Please set down all the lines beneath this one exactly, without the pictures.

* [Source records]:
____________

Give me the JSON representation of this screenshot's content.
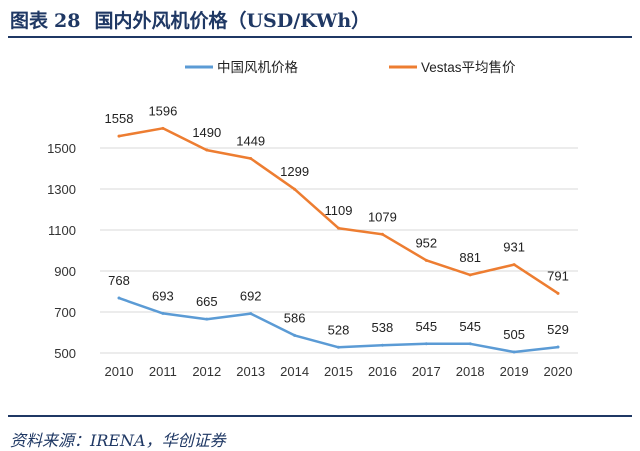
{
  "figure": {
    "label": "图表",
    "number": "28",
    "title": "国内外风机价格（USD/KWh）"
  },
  "source": "资料来源：IRENA，华创证券",
  "colors": {
    "title": "#1f3864",
    "domestic_series": "#5b9bd5",
    "vestas_series": "#ed7d31",
    "grid": "#d9d9d9",
    "axis_text": "#333333"
  },
  "chart_data": {
    "type": "line",
    "title": "",
    "xlabel": "",
    "ylabel": "",
    "x": [
      "2010",
      "2011",
      "2012",
      "2013",
      "2014",
      "2015",
      "2016",
      "2017",
      "2018",
      "2019",
      "2020"
    ],
    "yticks": [
      500,
      700,
      900,
      1100,
      1300,
      1500
    ],
    "ylim": [
      500,
      1700
    ],
    "grid": true,
    "legend_position": "top",
    "series": [
      {
        "name": "中国风机价格",
        "color": "#5b9bd5",
        "values": [
          768,
          693,
          665,
          692,
          586,
          528,
          538,
          545,
          545,
          505,
          529
        ]
      },
      {
        "name": "Vestas平均售价",
        "color": "#ed7d31",
        "values": [
          1558,
          1596,
          1490,
          1449,
          1299,
          1109,
          1079,
          952,
          881,
          931,
          791
        ]
      }
    ]
  }
}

____________

* [Task response]:
Give me the JSON representation of this screenshot's content.
{
  "figure": {
    "label": "图表",
    "number": "28",
    "title": "国内外风机价格（USD/KWh）"
  },
  "source": "资料来源：IRENA，华创证券",
  "colors": {
    "title": "#1f3864",
    "domestic_series": "#5b9bd5",
    "vestas_series": "#ed7d31",
    "grid": "#d9d9d9",
    "axis_text": "#333333"
  },
  "chart_data": {
    "type": "line",
    "title": "",
    "xlabel": "",
    "ylabel": "",
    "x": [
      "2010",
      "2011",
      "2012",
      "2013",
      "2014",
      "2015",
      "2016",
      "2017",
      "2018",
      "2019",
      "2020"
    ],
    "yticks": [
      500,
      700,
      900,
      1100,
      1300,
      1500
    ],
    "ylim": [
      500,
      1700
    ],
    "grid": true,
    "legend_position": "top",
    "series": [
      {
        "name": "中国风机价格",
        "color": "#5b9bd5",
        "values": [
          768,
          693,
          665,
          692,
          586,
          528,
          538,
          545,
          545,
          505,
          529
        ]
      },
      {
        "name": "Vestas平均售价",
        "color": "#ed7d31",
        "values": [
          1558,
          1596,
          1490,
          1449,
          1299,
          1109,
          1079,
          952,
          881,
          931,
          791
        ]
      }
    ]
  }
}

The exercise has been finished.